Material shown ->
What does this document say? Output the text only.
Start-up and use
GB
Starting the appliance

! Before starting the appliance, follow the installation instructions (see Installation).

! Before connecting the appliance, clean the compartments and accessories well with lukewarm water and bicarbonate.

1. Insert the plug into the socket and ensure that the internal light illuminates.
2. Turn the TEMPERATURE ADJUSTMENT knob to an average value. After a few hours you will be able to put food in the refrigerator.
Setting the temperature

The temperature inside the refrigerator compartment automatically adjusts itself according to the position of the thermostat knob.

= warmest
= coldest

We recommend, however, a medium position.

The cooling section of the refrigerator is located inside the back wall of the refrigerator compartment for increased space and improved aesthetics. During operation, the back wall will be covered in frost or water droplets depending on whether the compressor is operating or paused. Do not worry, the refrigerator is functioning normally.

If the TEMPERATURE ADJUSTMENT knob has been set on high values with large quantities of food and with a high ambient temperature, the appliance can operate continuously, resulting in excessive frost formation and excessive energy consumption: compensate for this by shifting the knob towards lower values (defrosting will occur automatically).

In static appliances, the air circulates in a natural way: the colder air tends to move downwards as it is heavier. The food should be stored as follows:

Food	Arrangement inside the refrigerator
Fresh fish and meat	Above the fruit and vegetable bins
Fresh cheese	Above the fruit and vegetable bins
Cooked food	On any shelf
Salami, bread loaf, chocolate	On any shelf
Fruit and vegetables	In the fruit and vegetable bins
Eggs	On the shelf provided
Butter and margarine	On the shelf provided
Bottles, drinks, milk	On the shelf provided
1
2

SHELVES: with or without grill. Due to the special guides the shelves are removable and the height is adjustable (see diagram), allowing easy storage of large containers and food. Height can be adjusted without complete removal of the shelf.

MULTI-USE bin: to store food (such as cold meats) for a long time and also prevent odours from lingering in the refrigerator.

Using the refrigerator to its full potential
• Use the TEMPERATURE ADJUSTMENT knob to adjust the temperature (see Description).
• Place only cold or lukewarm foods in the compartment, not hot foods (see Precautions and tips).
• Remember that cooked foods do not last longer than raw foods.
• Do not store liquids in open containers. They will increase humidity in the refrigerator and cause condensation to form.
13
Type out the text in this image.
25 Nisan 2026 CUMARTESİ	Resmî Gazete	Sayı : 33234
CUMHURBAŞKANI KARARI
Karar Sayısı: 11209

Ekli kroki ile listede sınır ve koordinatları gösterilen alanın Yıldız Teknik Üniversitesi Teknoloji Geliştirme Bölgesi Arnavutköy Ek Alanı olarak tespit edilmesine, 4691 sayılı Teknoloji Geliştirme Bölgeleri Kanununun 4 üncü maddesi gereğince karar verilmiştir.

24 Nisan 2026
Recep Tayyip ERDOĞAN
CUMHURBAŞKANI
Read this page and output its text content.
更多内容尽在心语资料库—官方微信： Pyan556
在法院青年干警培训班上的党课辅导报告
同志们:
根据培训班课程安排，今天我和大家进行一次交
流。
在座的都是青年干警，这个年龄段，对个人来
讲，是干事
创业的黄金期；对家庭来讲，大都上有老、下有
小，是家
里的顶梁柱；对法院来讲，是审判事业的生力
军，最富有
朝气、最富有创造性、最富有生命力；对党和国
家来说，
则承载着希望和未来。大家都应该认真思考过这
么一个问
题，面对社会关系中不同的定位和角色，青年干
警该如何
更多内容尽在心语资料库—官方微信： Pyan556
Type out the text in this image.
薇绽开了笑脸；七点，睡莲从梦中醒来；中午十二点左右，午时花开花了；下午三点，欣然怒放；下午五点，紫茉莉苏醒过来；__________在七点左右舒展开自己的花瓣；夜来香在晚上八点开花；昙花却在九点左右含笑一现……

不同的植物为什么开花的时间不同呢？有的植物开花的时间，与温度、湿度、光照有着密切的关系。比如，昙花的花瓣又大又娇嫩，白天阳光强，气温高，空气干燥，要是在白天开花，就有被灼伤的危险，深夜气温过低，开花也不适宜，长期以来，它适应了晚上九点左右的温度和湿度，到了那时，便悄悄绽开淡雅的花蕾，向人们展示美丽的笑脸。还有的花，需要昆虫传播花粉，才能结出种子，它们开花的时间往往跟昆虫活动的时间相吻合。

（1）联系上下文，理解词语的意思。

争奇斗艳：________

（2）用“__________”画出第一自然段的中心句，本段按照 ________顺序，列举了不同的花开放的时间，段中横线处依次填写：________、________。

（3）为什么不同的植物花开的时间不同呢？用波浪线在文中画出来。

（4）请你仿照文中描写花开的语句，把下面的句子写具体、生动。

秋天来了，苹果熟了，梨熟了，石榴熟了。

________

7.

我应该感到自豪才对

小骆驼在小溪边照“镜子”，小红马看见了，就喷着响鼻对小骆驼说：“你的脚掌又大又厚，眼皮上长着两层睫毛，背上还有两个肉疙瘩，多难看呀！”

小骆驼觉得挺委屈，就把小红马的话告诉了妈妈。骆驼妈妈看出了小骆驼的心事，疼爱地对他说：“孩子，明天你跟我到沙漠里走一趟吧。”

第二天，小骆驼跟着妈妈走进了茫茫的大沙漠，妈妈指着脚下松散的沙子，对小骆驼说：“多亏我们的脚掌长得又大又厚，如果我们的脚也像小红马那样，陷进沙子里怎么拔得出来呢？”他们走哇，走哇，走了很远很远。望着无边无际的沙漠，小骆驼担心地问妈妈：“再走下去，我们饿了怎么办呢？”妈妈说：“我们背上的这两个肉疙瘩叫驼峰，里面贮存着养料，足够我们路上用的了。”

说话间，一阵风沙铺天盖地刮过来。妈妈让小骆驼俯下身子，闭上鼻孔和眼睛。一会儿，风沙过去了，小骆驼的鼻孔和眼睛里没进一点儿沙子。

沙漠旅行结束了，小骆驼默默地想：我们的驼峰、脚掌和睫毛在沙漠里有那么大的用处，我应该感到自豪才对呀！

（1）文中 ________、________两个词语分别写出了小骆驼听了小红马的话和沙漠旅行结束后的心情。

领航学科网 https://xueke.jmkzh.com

Short task -> Exactly as shown above, return every record.

Exercise result ->
What does this document say? Output the text only.
Start-up and use
GB
Starting the appliance

! Before starting the appliance, follow the installation instructions (see Installation).

! Before connecting the appliance, clean the compartments and accessories well with lukewarm water and bicarbonate.

1. Insert the plug into the socket and ensure that the internal light illuminates.
2. Turn the TEMPERATURE ADJUSTMENT knob to an average value. After a few hours you will be able to put food in the refrigerator.
Setting the temperature

The temperature inside the refrigerator compartment automatically adjusts itself according to the position of the thermostat knob.

= warmest
= coldest

We recommend, however, a medium position.

The cooling section of the refrigerator is located inside the back wall of the refrigerator compartment for increased space and improved aesthetics. During operation, the back wall will be covered in frost or water droplets depending on whether the compressor is operating or paused. Do not worry, the refrigerator is functioning normally.

If the TEMPERATURE ADJUSTMENT knob has been set on high values with large quantities of food and with a high ambient temperature, the appliance can operate continuously, resulting in excessive frost formation and excessive energy consumption: compensate for this by shifting the knob towards lower values (defrosting will occur automatically).

In static appliances, the air circulates in a natural way: the colder air tends to move downwards as it is heavier. The food should be stored as follows:

Food	Arrangement inside the refrigerator
Fresh fish and meat	Above the fruit and vegetable bins
Fresh cheese	Above the fruit and vegetable bins
Cooked food	On any shelf
Salami, bread loaf, chocolate	On any shelf
Fruit and vegetables	In the fruit and vegetable bins
Eggs	On the shelf provided
Butter and margarine	On the shelf provided
Bottles, drinks, milk	On the shelf provided
1
2

SHELVES: with or without grill. Due to the special guides the shelves are removable and the height is adjustable (see diagram), allowing easy storage of large containers and food. Height can be adjusted without complete removal of the shelf.

MULTI-USE bin: to store food (such as cold meats) for a long time and also prevent odours from lingering in the refrigerator.

Using the refrigerator to its full potential
• Use the TEMPERATURE ADJUSTMENT knob to adjust the temperature (see Description).
• Place only cold or lukewarm foods in the compartment, not hot foods (see Precautions and tips).
• Remember that cooked foods do not last longer than raw foods.
• Do not store liquids in open containers. They will increase humidity in the refrigerator and cause condensation to form.
13
Type out the text in this image.
25 Nisan 2026 CUMARTESİ	Resmî Gazete	Sayı : 33234
CUMHURBAŞKANI KARARI
Karar Sayısı: 11209

Ekli kroki ile listede sınır ve koordinatları gösterilen alanın Yıldız Teknik Üniversitesi Teknoloji Geliştirme Bölgesi Arnavutköy Ek Alanı olarak tespit edilmesine, 4691 sayılı Teknoloji Geliştirme Bölgeleri Kanununun 4 üncü maddesi gereğince karar verilmiştir.

24 Nisan 2026
Recep Tayyip ERDOĞAN
CUMHURBAŞKANI
Read this page and output its text content.
更多内容尽在心语资料库—官方微信： Pyan556
在法院青年干警培训班上的党课辅导报告
同志们:
根据培训班课程安排，今天我和大家进行一次交
流。
在座的都是青年干警，这个年龄段，对个人来
讲，是干事
创业的黄金期；对家庭来讲，大都上有老、下有
小，是家
里的顶梁柱；对法院来讲，是审判事业的生力
军，最富有
朝气、最富有创造性、最富有生命力；对党和国
家来说，
则承载着希望和未来。大家都应该认真思考过这
么一个问
题，面对社会关系中不同的定位和角色，青年干
警该如何
更多内容尽在心语资料库—官方微信： Pyan556
Type out the text in this image.
薇绽开了笑脸；七点，睡莲从梦中醒来；中午十二点左右，午时花开花了；下午三点，欣然怒放；下午五点，紫茉莉苏醒过来；__________在七点左右舒展开自己的花瓣；夜来香在晚上八点开花；昙花却在九点左右含笑一现……

不同的植物为什么开花的时间不同呢？有的植物开花的时间，与温度、湿度、光照有着密切的关系。比如，昙花的花瓣又大又娇嫩，白天阳光强，气温高，空气干燥，要是在白天开花，就有被灼伤的危险，深夜气温过低，开花也不适宜，长期以来，它适应了晚上九点左右的温度和湿度，到了那时，便悄悄绽开淡雅的花蕾，向人们展示美丽的笑脸。还有的花，需要昆虫传播花粉，才能结出种子，它们开花的时间往往跟昆虫活动的时间相吻合。

（1）联系上下文，理解词语的意思。

争奇斗艳：________

（2）用“__________”画出第一自然段的中心句，本段按照 ________顺序，列举了不同的花开放的时间，段中横线处依次填写：________、________。

（3）为什么不同的植物花开的时间不同呢？用波浪线在文中画出来。

（4）请你仿照文中描写花开的语句，把下面的句子写具体、生动。

秋天来了，苹果熟了，梨熟了，石榴熟了。

________

7.

我应该感到自豪才对

小骆驼在小溪边照“镜子”，小红马看见了，就喷着响鼻对小骆驼说：“你的脚掌又大又厚，眼皮上长着两层睫毛，背上还有两个肉疙瘩，多难看呀！”

小骆驼觉得挺委屈，就把小红马的话告诉了妈妈。骆驼妈妈看出了小骆驼的心事，疼爱地对他说：“孩子，明天你跟我到沙漠里走一趟吧。”

第二天，小骆驼跟着妈妈走进了茫茫的大沙漠，妈妈指着脚下松散的沙子，对小骆驼说：“多亏我们的脚掌长得又大又厚，如果我们的脚也像小红马那样，陷进沙子里怎么拔得出来呢？”他们走哇，走哇，走了很远很远。望着无边无际的沙漠，小骆驼担心地问妈妈：“再走下去，我们饿了怎么办呢？”妈妈说：“我们背上的这两个肉疙瘩叫驼峰，里面贮存着养料，足够我们路上用的了。”

说话间，一阵风沙铺天盖地刮过来。妈妈让小骆驼俯下身子，闭上鼻孔和眼睛。一会儿，风沙过去了，小骆驼的鼻孔和眼睛里没进一点儿沙子。

沙漠旅行结束了，小骆驼默默地想：我们的驼峰、脚掌和睫毛在沙漠里有那么大的用处，我应该感到自豪才对呀！

（1）文中 ________、________两个词语分别写出了小骆驼听了小红马的话和沙漠旅行结束后的心情。

领航学科网 https://xueke.jmkzh.com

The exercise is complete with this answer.